Text block:
While
the world population increases with 8000 new babies born
every hour, water and food resources decrease
progressively, principally in the poor countries. 1/6th
of the world population suffers from mal nutrition; 16
million of extremely poor cases live in the United
States of America; 18000 kids die every day because of
famine, most of them are from the undeveloped world. In
such conditions, the young generations of southern
countries are urged to immigrate towards the north in
order to uphold their food and income. They take the
risk of confronting a dangerous unknown future including
the possibilities of losing their lives on the death
boats.
With failure to develop, Southern
countries do not only expel their citizens but have also
become a stage for stealing resources, through the
mutual efforts of the internal corruption and the
external domination. Arab countries are the best
example: they have the capacity to include the triple
size of the present population if the enormous oil,
minerals and agricultural resources were divided
properly, in case they are convinced to win the battle
of democracy.
The Northern countries absorbed the
wealth of the Southern countries including the human
resources, when the young labors were needed to build
the architectural and demographic structure. But since
the Northern borders were closed, more and more strict
laws were established against those immigrants, in order
to get rid of them, or rather to choose the needed
specialists, whom these governments did not endure any
expenses for their education. Therefore, obtaining legal
documents of residency became not sufficient for our
young generations to avoid humiliation, destitution and
starvation in a world, which is expected to be a
universal village throughout the age of globalization
and the revolution of communication.

Goal 1:
Answer these from the essay on poverty and migration:
(a) How many new babies are born every hour?
(b) Which countries does the essay call the best example of southern countries that have become a stage for stealing resources?
(c) Under the strict laws, whom do northern governments choose to keep?
Goal 2: Carry on the essay on poverty and migration, picking up right after its final sentence.

Supplied data:

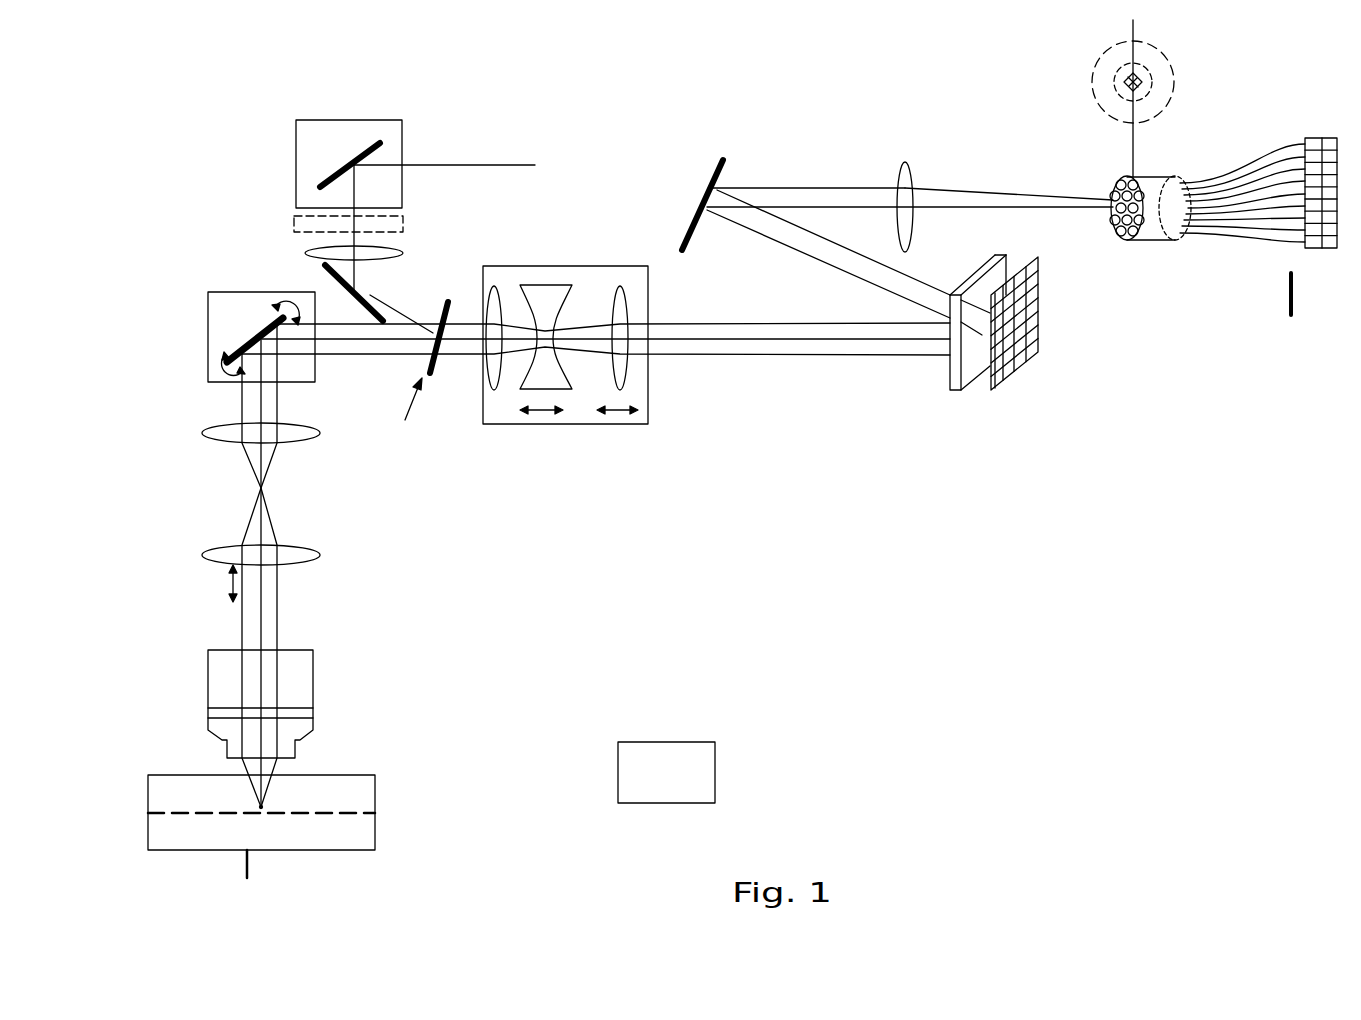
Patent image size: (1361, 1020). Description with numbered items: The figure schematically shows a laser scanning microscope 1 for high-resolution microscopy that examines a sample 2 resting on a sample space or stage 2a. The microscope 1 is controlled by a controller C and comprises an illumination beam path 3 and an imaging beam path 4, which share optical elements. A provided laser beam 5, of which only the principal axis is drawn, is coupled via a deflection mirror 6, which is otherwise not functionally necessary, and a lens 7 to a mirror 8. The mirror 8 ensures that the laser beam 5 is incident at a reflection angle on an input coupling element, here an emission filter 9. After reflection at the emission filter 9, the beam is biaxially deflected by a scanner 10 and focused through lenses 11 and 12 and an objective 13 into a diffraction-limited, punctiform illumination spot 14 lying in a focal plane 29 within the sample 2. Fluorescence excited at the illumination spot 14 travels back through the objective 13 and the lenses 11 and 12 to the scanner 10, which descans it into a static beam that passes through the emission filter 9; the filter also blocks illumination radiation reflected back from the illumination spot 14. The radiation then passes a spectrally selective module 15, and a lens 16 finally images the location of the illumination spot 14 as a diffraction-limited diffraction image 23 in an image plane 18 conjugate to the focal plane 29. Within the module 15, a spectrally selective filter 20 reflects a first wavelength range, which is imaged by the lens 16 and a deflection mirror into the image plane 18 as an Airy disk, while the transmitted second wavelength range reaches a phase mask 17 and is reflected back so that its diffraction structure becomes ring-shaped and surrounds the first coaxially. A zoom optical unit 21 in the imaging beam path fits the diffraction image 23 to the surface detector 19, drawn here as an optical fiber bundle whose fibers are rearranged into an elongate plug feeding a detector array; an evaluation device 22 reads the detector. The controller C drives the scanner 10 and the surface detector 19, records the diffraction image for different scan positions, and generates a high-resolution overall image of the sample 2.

Exercise output 1:
(a) 8000.
(b) Arab countries.
(c) The needed specialists, whose education those governments did not pay for.

Exercise output 2:
I would like to confirm my
appreciation to our young generation’s dreams about
immigrating to the expanded paradise to establish a
flourishing future, as I once did when I left my burning
country due to 15 years of civil wars. Still, I want to
tell them that the paradise is not as spacious as they
imagine. On the contrary, the countries of the north are
wrapped up with lots of violence and aggressiveness
between humans. It is not true to believe that those who
own high technological capacity should obtain openness,
good manners and critical ideology to others.
During crisis, the fear of the future
creates various reactions worldwide, such as, self-
seclusion, stiff mentality, suspicion and the
establishment of new laws under different testimonies to
guarantee a distant safe space from the others.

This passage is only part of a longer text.